- **Written exercise**:
Go through the records and extract every line with the word "median".

═════ Dataset content ═════

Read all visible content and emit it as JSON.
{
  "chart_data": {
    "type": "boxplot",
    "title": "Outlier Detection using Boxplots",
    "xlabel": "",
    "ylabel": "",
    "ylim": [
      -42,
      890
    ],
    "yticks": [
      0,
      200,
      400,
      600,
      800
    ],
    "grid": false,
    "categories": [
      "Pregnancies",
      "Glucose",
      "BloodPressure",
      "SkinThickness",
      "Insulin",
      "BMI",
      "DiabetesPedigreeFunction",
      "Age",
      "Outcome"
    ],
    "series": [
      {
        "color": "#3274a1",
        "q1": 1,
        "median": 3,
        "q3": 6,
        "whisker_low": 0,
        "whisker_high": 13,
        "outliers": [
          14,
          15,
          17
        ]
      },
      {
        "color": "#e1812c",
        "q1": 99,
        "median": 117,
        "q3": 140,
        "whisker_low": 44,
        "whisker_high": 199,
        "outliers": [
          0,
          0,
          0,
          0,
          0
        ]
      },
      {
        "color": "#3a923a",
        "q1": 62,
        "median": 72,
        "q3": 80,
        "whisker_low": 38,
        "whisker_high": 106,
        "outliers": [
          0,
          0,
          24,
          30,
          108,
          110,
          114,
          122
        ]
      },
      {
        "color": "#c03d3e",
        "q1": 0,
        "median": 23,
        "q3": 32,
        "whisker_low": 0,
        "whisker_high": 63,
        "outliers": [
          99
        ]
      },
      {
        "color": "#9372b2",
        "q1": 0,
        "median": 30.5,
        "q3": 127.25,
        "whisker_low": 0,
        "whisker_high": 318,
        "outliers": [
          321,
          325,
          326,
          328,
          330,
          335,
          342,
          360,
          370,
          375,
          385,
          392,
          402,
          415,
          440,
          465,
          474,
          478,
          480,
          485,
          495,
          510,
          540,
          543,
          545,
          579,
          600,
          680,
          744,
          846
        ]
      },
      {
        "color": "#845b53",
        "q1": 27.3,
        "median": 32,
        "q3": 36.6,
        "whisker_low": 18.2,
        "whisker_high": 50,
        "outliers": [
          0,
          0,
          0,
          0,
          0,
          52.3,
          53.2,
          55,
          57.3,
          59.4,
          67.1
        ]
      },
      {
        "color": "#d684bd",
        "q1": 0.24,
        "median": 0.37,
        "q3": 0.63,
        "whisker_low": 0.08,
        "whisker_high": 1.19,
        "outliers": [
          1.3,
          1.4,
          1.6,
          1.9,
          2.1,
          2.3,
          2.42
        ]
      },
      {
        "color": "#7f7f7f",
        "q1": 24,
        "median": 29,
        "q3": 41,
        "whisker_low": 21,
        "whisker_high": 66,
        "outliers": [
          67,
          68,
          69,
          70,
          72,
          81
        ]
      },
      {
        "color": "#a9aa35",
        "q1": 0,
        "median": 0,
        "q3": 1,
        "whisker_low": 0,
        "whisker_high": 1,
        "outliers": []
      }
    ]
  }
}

═════

- **Solution for this exercise**:
        "median": 3,
        "median": 117,
        "median": 72,
        "median": 23,
        "median": 30.5,
        "median": 32,
        "median": 0.37,
        "median": 29,
        "median": 0,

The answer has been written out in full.